EXERCISE DIRECTIONS:
Which lines of the records contain "name"? Collect every one of them.

TASK INPUT:
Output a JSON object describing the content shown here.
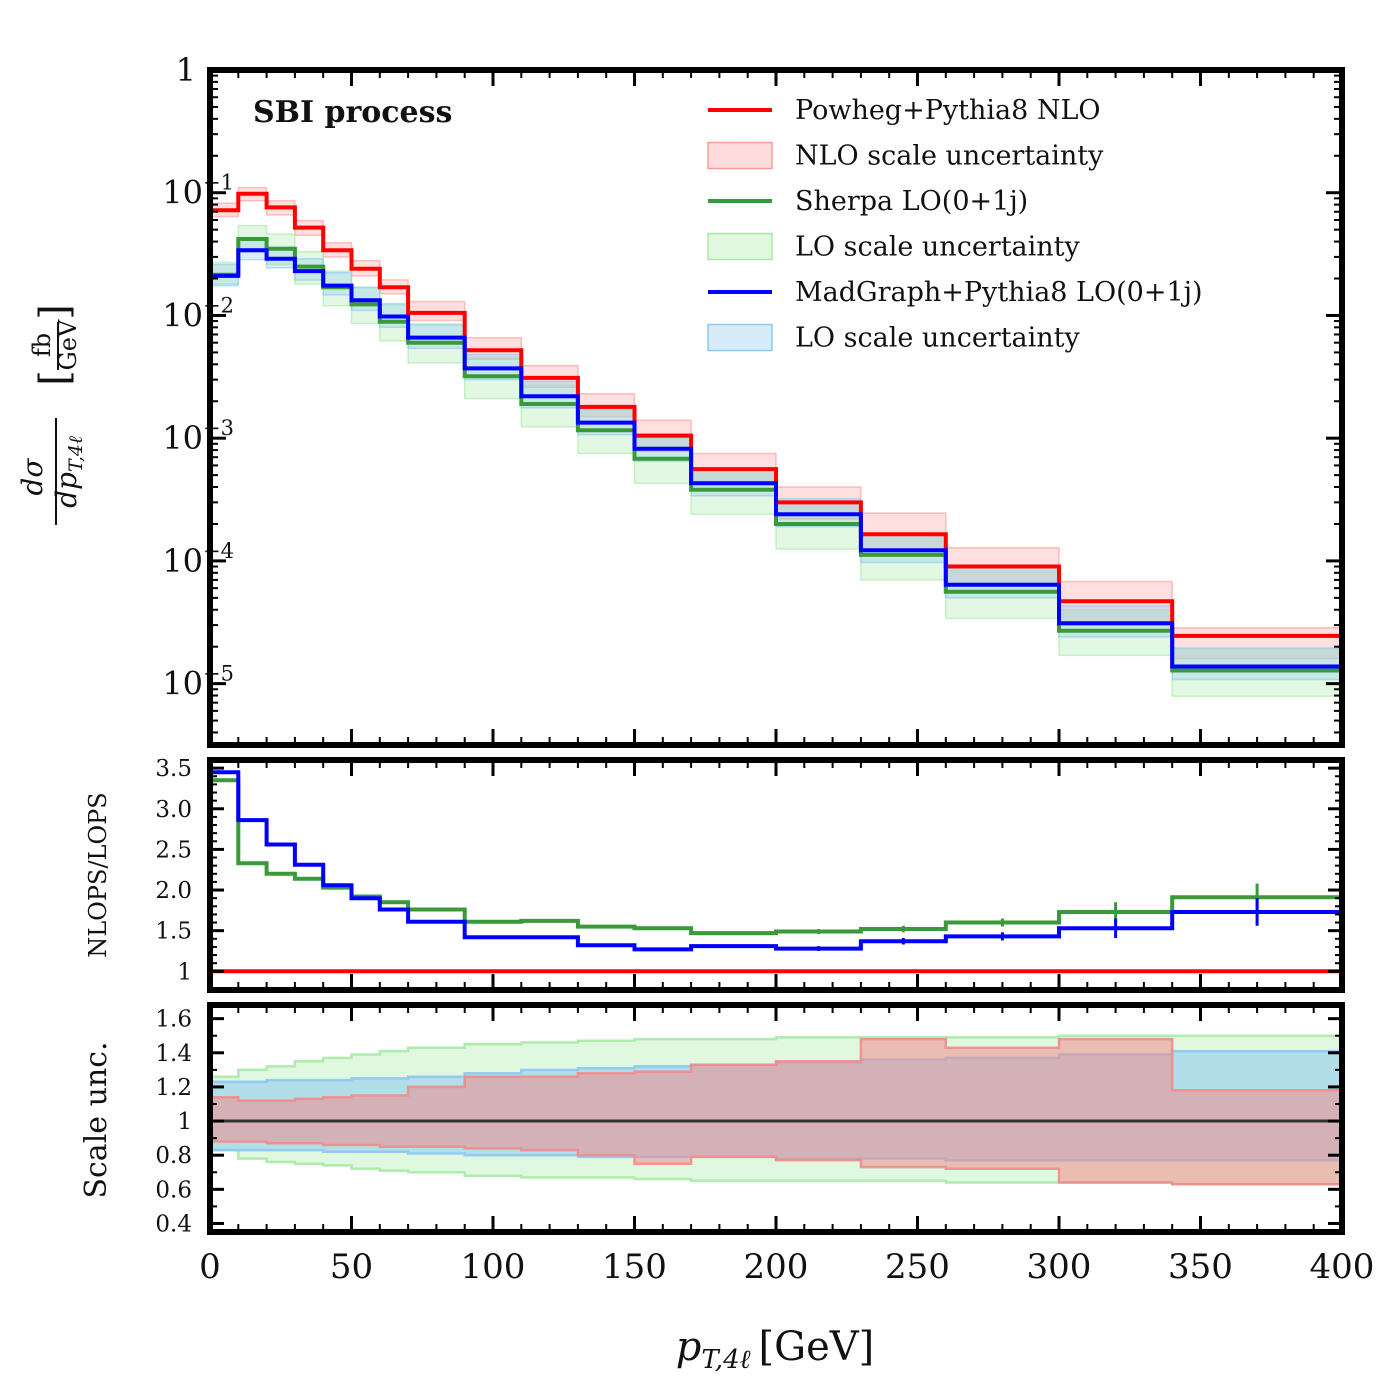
{
  "figure": {
    "xaxis_label": "p",
    "xaxis_label_sub": "T,4ℓ",
    "xaxis_label_unit": "[GeV]"
  },
  "chart_data": [
    {
      "type": "line",
      "title": "SBI process",
      "ylabel_num": "dσ",
      "ylabel_den": "dp",
      "ylabel_den_sub": "T,4ℓ",
      "ylabel_unit_num": "fb",
      "ylabel_unit_den": "GeV",
      "xlim": [
        0,
        400
      ],
      "ylim_log10": [
        -5.5,
        0
      ],
      "x_ticks": [
        0,
        50,
        100,
        150,
        200,
        250,
        300,
        350,
        400
      ],
      "x_tick_labels": [
        "0",
        "50",
        "100",
        "150",
        "200",
        "250",
        "300",
        "350",
        "400"
      ],
      "y_ticks": [
        {
          "value": 1,
          "label": "1",
          "exp": ""
        },
        {
          "value": 0.1,
          "label": "10",
          "exp": "−1"
        },
        {
          "value": 0.01,
          "label": "10",
          "exp": "−2"
        },
        {
          "value": 0.001,
          "label": "10",
          "exp": "−3"
        },
        {
          "value": 0.0001,
          "label": "10",
          "exp": "−4"
        },
        {
          "value": 1e-05,
          "label": "10",
          "exp": "−5"
        }
      ],
      "bin_edges": [
        0,
        10,
        20,
        30,
        40,
        50,
        60,
        70,
        90,
        110,
        130,
        150,
        170,
        200,
        230,
        260,
        300,
        340,
        400
      ],
      "legend": [
        {
          "label": "Powheg+Pythia8 NLO",
          "kind": "line",
          "color": "#ff0000"
        },
        {
          "label": "NLO scale uncertainty",
          "kind": "band",
          "color": "#ff9a9a"
        },
        {
          "label": "Sherpa LO(0+1j)",
          "kind": "line",
          "color": "#3a9a3a"
        },
        {
          "label": "LO scale uncertainty",
          "kind": "band",
          "color": "#a6eaa6"
        },
        {
          "label": "MadGraph+Pythia8 LO(0+1j)",
          "kind": "line",
          "color": "#0000ff"
        },
        {
          "label": "LO scale uncertainty",
          "kind": "band",
          "color": "#8cc8f2"
        }
      ],
      "series": [
        {
          "name": "Powheg+Pythia8 NLO",
          "color": "#ff0000",
          "values": [
            0.072,
            0.098,
            0.076,
            0.052,
            0.034,
            0.024,
            0.017,
            0.0105,
            0.0052,
            0.0031,
            0.0018,
            0.00105,
            0.00056,
            0.0003,
            0.000165,
            9e-05,
            4.7e-05,
            2.45e-05
          ],
          "band_lo": [
            0.064,
            0.086,
            0.066,
            0.045,
            0.03,
            0.021,
            0.015,
            0.0091,
            0.0044,
            0.0026,
            0.0015,
            0.00078,
            0.00042,
            0.00022,
            0.00012,
            6.5e-05,
            3e-05,
            1.6e-05
          ],
          "band_hi": [
            0.082,
            0.11,
            0.086,
            0.059,
            0.039,
            0.028,
            0.0195,
            0.013,
            0.0066,
            0.0039,
            0.0023,
            0.0014,
            0.00075,
            0.0004,
            0.000245,
            0.000128,
            6.8e-05,
            2.85e-05
          ]
        },
        {
          "name": "Sherpa LO(0+1j)",
          "color": "#3a9a3a",
          "values": [
            0.0215,
            0.042,
            0.035,
            0.025,
            0.017,
            0.0123,
            0.0089,
            0.006,
            0.0032,
            0.0019,
            0.00116,
            0.00068,
            0.00038,
            0.0002,
            0.000112,
            5.6e-05,
            2.7e-05,
            1.28e-05
          ],
          "band_lo": [
            0.018,
            0.033,
            0.026,
            0.018,
            0.012,
            0.0086,
            0.0062,
            0.0041,
            0.0021,
            0.00124,
            0.00075,
            0.00043,
            0.00024,
            0.000125,
            7e-05,
            3.4e-05,
            1.7e-05,
            7.9e-06
          ],
          "band_hi": [
            0.027,
            0.054,
            0.046,
            0.033,
            0.023,
            0.0168,
            0.0122,
            0.0083,
            0.0045,
            0.0027,
            0.0017,
            0.001,
            0.00056,
            0.0003,
            0.000167,
            8.3e-05,
            4e-05,
            1.9e-05
          ]
        },
        {
          "name": "MadGraph+Pythia8 LO(0+1j)",
          "color": "#0000ff",
          "values": [
            0.021,
            0.034,
            0.029,
            0.023,
            0.0175,
            0.0133,
            0.0098,
            0.0066,
            0.0037,
            0.0022,
            0.00134,
            0.00082,
            0.00043,
            0.00024,
            0.000122,
            6.4e-05,
            3.1e-05,
            1.38e-05
          ],
          "band_lo": [
            0.0175,
            0.0285,
            0.0245,
            0.0194,
            0.0147,
            0.011,
            0.008,
            0.0054,
            0.003,
            0.00177,
            0.00107,
            0.00065,
            0.00034,
            0.00019,
            9.7e-05,
            5e-05,
            2.4e-05,
            1.08e-05
          ],
          "band_hi": [
            0.026,
            0.042,
            0.036,
            0.029,
            0.0223,
            0.017,
            0.0125,
            0.0085,
            0.0048,
            0.0029,
            0.00175,
            0.00108,
            0.00057,
            0.00032,
            0.000165,
            8.8e-05,
            4.3e-05,
            1.95e-05
          ]
        }
      ]
    },
    {
      "type": "line",
      "ylabel": "NLOPS/LOPS",
      "xlim": [
        0,
        400
      ],
      "ylim": [
        0.77,
        3.6
      ],
      "y_ticks": [
        1,
        1.5,
        2.0,
        2.5,
        3.0,
        3.5
      ],
      "y_tick_labels": [
        "1",
        "1.5",
        "2.0",
        "2.5",
        "3.0",
        "3.5"
      ],
      "bin_edges": [
        0,
        10,
        20,
        30,
        40,
        50,
        60,
        70,
        90,
        110,
        130,
        150,
        170,
        200,
        230,
        260,
        300,
        340,
        400
      ],
      "series": [
        {
          "name": "Powheg+Pythia8 NLO / LOPS",
          "color": "#ff0000",
          "values": [
            1,
            1,
            1,
            1,
            1,
            1,
            1,
            1,
            1,
            1,
            1,
            1,
            1,
            1,
            1,
            1,
            1,
            1
          ]
        },
        {
          "name": "Powheg/Sherpa",
          "color": "#3a9a3a",
          "values": [
            3.35,
            2.33,
            2.2,
            2.14,
            2.03,
            1.92,
            1.85,
            1.76,
            1.61,
            1.62,
            1.55,
            1.53,
            1.47,
            1.49,
            1.52,
            1.6,
            1.73,
            1.91
          ],
          "err": [
            0,
            0,
            0,
            0,
            0,
            0,
            0,
            0,
            0,
            0,
            0,
            0,
            0.02,
            0.03,
            0.04,
            0.05,
            0.12,
            0.17
          ]
        },
        {
          "name": "Powheg/MadGraph",
          "color": "#0000ff",
          "values": [
            3.45,
            2.86,
            2.56,
            2.31,
            2.06,
            1.9,
            1.76,
            1.61,
            1.42,
            1.42,
            1.32,
            1.27,
            1.31,
            1.28,
            1.37,
            1.43,
            1.53,
            1.73
          ],
          "err": [
            0,
            0,
            0,
            0,
            0,
            0,
            0,
            0,
            0,
            0,
            0,
            0,
            0.02,
            0.03,
            0.04,
            0.05,
            0.12,
            0.17
          ]
        }
      ]
    },
    {
      "type": "area",
      "ylabel": "Scale unc.",
      "xlim": [
        0,
        400
      ],
      "ylim": [
        0.35,
        1.68
      ],
      "y_ticks": [
        0.4,
        0.6,
        0.8,
        1,
        1.2,
        1.4,
        1.6
      ],
      "y_tick_labels": [
        "0.4",
        "0.6",
        "0.8",
        "1",
        "1.2",
        "1.4",
        "1.6"
      ],
      "bin_edges": [
        0,
        10,
        20,
        30,
        40,
        50,
        60,
        70,
        90,
        110,
        130,
        150,
        170,
        200,
        230,
        260,
        300,
        340,
        400
      ],
      "reference_line": 1,
      "bands": [
        {
          "name": "Sherpa LO scale uncertainty",
          "color": "#a6eaa6",
          "lo": [
            0.83,
            0.78,
            0.76,
            0.75,
            0.74,
            0.72,
            0.71,
            0.7,
            0.68,
            0.67,
            0.67,
            0.66,
            0.65,
            0.65,
            0.65,
            0.64,
            0.64,
            0.63
          ],
          "hi": [
            1.26,
            1.3,
            1.32,
            1.35,
            1.37,
            1.39,
            1.41,
            1.43,
            1.45,
            1.46,
            1.47,
            1.48,
            1.48,
            1.49,
            1.49,
            1.49,
            1.5,
            1.5
          ]
        },
        {
          "name": "MadGraph LO scale uncertainty",
          "color": "#8cc8f2",
          "lo": [
            0.83,
            0.83,
            0.83,
            0.83,
            0.82,
            0.82,
            0.82,
            0.81,
            0.8,
            0.8,
            0.79,
            0.79,
            0.79,
            0.78,
            0.78,
            0.77,
            0.77,
            0.77
          ],
          "hi": [
            1.23,
            1.23,
            1.24,
            1.24,
            1.24,
            1.25,
            1.25,
            1.26,
            1.28,
            1.3,
            1.31,
            1.32,
            1.33,
            1.34,
            1.36,
            1.37,
            1.39,
            1.41
          ]
        },
        {
          "name": "NLO scale uncertainty",
          "color": "#f08c8c",
          "lo": [
            0.88,
            0.88,
            0.87,
            0.87,
            0.86,
            0.86,
            0.85,
            0.85,
            0.84,
            0.83,
            0.8,
            0.75,
            0.79,
            0.77,
            0.73,
            0.72,
            0.64,
            0.63
          ],
          "hi": [
            1.14,
            1.12,
            1.12,
            1.13,
            1.14,
            1.15,
            1.15,
            1.2,
            1.26,
            1.26,
            1.28,
            1.29,
            1.33,
            1.35,
            1.48,
            1.43,
            1.48,
            1.18
          ]
        }
      ]
    }
  ]
}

FULL SOLUTION:
          "name": "Powheg+Pythia8 NLO",
          "name": "Sherpa LO(0+1j)",
          "name": "MadGraph+Pythia8 LO(0+1j)",
          "name": "Powheg+Pythia8 NLO / LOPS",
          "name": "Powheg/Sherpa",
          "name": "Powheg/MadGraph",
          "name": "Sherpa LO scale uncertainty",
          "name": "MadGraph LO scale uncertainty",
          "name": "NLO scale uncertainty",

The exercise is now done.